### TASK PROMPT
Search the listing for "have" and copy every line where it appears.
--- BEGIN LISTING ---
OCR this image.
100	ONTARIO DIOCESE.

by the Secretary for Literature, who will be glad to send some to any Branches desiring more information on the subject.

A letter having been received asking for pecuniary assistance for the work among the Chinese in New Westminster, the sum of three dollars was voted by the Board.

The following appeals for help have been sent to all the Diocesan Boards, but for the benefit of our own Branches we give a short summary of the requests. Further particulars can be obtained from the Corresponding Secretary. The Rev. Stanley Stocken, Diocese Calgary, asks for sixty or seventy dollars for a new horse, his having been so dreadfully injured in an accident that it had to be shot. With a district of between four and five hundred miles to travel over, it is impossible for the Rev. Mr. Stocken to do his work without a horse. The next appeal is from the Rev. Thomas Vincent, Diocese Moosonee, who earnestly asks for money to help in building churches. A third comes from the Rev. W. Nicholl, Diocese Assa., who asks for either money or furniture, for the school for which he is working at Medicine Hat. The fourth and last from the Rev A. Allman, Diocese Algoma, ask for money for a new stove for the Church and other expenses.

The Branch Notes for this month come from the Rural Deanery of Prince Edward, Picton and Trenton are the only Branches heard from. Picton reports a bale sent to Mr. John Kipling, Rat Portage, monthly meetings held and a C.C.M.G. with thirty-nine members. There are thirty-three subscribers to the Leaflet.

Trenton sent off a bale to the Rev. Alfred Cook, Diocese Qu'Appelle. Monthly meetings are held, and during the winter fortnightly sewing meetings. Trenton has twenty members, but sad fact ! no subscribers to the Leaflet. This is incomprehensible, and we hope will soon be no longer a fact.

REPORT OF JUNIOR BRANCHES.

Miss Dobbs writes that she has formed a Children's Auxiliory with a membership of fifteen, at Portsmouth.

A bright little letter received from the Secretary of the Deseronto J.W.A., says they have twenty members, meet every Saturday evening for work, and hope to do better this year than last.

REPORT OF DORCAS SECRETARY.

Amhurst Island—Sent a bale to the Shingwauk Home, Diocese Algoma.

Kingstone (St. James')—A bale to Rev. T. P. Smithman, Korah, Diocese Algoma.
--- END LISTING ---
### WRITTEN RESPONSE
The following appeals for help have been sent to all the Diocesan Boards, but for the benefit of our own Branches we give a short summary of the requests. Further particulars can be obtained from the Corresponding Secretary. The Rev. Stanley Stocken, Diocese Calgary, asks for sixty or seventy dollars for a new horse, his having been so dreadfully injured in an accident that it had to be shot. With a district of between four and five hundred miles to travel over, it is impossible for the Rev. Mr. Stocken to do his work without a horse. The next appeal is from the Rev. Thomas Vincent, Diocese Moosonee, who earnestly asks for money to help in building churches. A third comes from the Rev. W. Nicholl, Diocese Assa., who asks for either money or furniture, for the school for which he is working at Medicine Hat. The fourth and last from the Rev A. Allman, Diocese Algoma, ask for money for a new stove for the Church and other expenses.
A bright little letter received from the Secretary of the Deseronto J.W.A., says they have twenty members, meet every Saturday evening for work, and hope to do better this year than last.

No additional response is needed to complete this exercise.